— Begin —

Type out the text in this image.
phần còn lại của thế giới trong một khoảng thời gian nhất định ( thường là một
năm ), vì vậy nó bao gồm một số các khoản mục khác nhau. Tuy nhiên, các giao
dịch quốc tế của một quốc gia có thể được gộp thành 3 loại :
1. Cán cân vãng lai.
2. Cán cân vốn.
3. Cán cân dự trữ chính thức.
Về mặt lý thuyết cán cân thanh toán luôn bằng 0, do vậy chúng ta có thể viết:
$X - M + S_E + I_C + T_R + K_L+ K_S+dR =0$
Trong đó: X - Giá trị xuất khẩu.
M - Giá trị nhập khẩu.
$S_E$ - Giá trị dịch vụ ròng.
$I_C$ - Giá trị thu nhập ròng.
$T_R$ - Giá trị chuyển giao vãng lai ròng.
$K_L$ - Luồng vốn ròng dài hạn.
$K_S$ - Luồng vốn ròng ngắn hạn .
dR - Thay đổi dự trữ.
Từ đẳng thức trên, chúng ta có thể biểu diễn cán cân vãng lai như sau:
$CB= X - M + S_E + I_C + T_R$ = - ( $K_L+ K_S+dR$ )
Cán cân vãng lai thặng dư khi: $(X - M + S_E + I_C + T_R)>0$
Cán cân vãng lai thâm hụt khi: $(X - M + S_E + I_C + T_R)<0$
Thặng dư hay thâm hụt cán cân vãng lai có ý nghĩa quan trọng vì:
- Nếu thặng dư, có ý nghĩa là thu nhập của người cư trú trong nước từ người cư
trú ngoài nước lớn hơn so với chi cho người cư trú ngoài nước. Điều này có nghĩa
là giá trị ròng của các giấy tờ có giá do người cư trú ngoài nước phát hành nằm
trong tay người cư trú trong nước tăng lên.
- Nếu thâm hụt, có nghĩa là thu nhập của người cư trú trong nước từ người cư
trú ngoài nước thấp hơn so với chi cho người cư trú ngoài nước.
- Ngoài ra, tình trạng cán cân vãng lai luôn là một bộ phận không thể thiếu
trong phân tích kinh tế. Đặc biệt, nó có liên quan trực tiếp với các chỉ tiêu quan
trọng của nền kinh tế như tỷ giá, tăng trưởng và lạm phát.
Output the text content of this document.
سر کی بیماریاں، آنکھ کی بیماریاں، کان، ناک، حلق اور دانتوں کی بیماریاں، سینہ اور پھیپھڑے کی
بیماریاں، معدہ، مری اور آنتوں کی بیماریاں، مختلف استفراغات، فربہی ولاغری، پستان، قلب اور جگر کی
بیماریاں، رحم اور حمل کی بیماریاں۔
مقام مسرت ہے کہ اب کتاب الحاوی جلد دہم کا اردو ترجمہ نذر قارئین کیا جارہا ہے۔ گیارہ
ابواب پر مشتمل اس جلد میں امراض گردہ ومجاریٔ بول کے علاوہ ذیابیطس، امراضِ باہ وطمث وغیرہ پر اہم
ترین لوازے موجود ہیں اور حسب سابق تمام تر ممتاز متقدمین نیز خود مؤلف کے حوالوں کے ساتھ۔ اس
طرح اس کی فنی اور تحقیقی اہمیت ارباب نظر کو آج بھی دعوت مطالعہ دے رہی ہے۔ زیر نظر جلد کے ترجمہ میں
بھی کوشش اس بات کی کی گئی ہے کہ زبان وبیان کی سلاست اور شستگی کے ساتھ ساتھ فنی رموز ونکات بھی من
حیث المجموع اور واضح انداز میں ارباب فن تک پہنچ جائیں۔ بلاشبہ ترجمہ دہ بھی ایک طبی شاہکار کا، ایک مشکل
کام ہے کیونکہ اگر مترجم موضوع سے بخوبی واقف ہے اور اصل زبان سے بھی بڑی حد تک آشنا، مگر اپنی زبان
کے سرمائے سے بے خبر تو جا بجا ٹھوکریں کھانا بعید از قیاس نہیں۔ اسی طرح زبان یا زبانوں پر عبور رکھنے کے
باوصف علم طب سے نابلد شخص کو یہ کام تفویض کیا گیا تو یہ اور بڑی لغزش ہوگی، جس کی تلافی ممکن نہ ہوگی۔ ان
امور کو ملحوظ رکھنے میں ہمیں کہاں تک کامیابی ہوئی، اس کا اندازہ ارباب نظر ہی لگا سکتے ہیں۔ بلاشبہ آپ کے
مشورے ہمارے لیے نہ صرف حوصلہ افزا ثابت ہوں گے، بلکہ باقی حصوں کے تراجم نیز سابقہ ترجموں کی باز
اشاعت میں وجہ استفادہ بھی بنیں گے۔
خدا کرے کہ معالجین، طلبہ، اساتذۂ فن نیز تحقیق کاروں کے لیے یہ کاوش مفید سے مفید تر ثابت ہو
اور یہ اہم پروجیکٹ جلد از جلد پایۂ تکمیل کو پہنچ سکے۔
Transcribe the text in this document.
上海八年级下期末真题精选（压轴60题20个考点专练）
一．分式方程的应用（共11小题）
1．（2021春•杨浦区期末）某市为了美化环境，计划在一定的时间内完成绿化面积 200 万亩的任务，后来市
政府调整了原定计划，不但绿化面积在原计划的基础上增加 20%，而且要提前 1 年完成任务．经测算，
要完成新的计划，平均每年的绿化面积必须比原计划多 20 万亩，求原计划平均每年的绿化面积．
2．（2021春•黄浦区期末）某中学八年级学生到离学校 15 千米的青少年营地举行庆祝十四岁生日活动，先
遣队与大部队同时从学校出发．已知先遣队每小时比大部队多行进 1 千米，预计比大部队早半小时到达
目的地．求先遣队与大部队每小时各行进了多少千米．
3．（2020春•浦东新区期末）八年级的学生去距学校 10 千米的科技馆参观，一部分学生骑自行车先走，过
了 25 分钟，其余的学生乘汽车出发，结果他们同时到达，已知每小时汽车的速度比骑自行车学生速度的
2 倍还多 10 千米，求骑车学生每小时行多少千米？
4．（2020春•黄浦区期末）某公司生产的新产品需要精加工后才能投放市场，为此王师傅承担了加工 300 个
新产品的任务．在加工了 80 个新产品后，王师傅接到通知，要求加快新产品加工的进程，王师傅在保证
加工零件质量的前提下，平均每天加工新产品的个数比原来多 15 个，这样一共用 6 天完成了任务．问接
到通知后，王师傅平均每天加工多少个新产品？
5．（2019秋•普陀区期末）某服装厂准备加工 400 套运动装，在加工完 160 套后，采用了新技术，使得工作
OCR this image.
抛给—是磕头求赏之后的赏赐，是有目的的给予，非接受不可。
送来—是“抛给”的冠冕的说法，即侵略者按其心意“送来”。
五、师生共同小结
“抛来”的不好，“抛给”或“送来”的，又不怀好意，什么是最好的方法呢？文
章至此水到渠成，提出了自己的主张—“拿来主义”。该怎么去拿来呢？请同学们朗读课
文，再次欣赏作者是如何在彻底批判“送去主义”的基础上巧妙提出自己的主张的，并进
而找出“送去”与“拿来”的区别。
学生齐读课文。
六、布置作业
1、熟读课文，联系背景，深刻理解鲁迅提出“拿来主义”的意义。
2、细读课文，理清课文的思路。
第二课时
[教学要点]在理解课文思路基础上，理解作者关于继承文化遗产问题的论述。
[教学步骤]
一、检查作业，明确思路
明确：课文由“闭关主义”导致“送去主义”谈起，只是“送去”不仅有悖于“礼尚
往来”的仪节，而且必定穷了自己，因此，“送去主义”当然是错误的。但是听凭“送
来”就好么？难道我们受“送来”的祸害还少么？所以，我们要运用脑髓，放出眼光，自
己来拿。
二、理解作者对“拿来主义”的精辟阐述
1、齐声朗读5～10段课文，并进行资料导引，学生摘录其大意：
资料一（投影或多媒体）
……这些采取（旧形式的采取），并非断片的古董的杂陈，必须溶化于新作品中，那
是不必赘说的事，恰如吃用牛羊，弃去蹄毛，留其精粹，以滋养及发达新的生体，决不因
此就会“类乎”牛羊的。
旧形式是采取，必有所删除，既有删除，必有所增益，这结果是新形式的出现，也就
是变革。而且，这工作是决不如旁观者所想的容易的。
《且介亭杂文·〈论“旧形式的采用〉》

— End —

• Directive: Starting from the line containing "Transcribe the text in this document." and ending with the final line of the data, reproduce each line exactly as it appears, including no other lines.

• Written answer:
Transcribe the text in this document.
上海八年级下期末真题精选（压轴60题20个考点专练）
一．分式方程的应用（共11小题）
1．（2021春•杨浦区期末）某市为了美化环境，计划在一定的时间内完成绿化面积 200 万亩的任务，后来市
政府调整了原定计划，不但绿化面积在原计划的基础上增加 20%，而且要提前 1 年完成任务．经测算，
要完成新的计划，平均每年的绿化面积必须比原计划多 20 万亩，求原计划平均每年的绿化面积．
2．（2021春•黄浦区期末）某中学八年级学生到离学校 15 千米的青少年营地举行庆祝十四岁生日活动，先
遣队与大部队同时从学校出发．已知先遣队每小时比大部队多行进 1 千米，预计比大部队早半小时到达
目的地．求先遣队与大部队每小时各行进了多少千米．
3．（2020春•浦东新区期末）八年级的学生去距学校 10 千米的科技馆参观，一部分学生骑自行车先走，过
了 25 分钟，其余的学生乘汽车出发，结果他们同时到达，已知每小时汽车的速度比骑自行车学生速度的
2 倍还多 10 千米，求骑车学生每小时行多少千米？
4．（2020春•黄浦区期末）某公司生产的新产品需要精加工后才能投放市场，为此王师傅承担了加工 300 个
新产品的任务．在加工了 80 个新产品后，王师傅接到通知，要求加快新产品加工的进程，王师傅在保证
加工零件质量的前提下，平均每天加工新产品的个数比原来多 15 个，这样一共用 6 天完成了任务．问接
到通知后，王师傅平均每天加工多少个新产品？
5．（2019秋•普陀区期末）某服装厂准备加工 400 套运动装，在加工完 160 套后，采用了新技术，使得工作
OCR this image.
抛给—是磕头求赏之后的赏赐，是有目的的给予，非接受不可。
送来—是“抛给”的冠冕的说法，即侵略者按其心意“送来”。
五、师生共同小结
“抛来”的不好，“抛给”或“送来”的，又不怀好意，什么是最好的方法呢？文
章至此水到渠成，提出了自己的主张—“拿来主义”。该怎么去拿来呢？请同学们朗读课
文，再次欣赏作者是如何在彻底批判“送去主义”的基础上巧妙提出自己的主张的，并进
而找出“送去”与“拿来”的区别。
学生齐读课文。
六、布置作业
1、熟读课文，联系背景，深刻理解鲁迅提出“拿来主义”的意义。
2、细读课文，理清课文的思路。
第二课时
[教学要点]在理解课文思路基础上，理解作者关于继承文化遗产问题的论述。
[教学步骤]
一、检查作业，明确思路
明确：课文由“闭关主义”导致“送去主义”谈起，只是“送去”不仅有悖于“礼尚
往来”的仪节，而且必定穷了自己，因此，“送去主义”当然是错误的。但是听凭“送
来”就好么？难道我们受“送来”的祸害还少么？所以，我们要运用脑髓，放出眼光，自
己来拿。
二、理解作者对“拿来主义”的精辟阐述
1、齐声朗读5～10段课文，并进行资料导引，学生摘录其大意：
资料一（投影或多媒体）
……这些采取（旧形式的采取），并非断片的古董的杂陈，必须溶化于新作品中，那
是不必赘说的事，恰如吃用牛羊，弃去蹄毛，留其精粹，以滋养及发达新的生体，决不因
此就会“类乎”牛羊的。
旧形式是采取，必有所删除，既有删除，必有所增益，这结果是新形式的出现，也就
是变革。而且，这工作是决不如旁观者所想的容易的。
《且介亭杂文·〈论“旧形式的采用〉》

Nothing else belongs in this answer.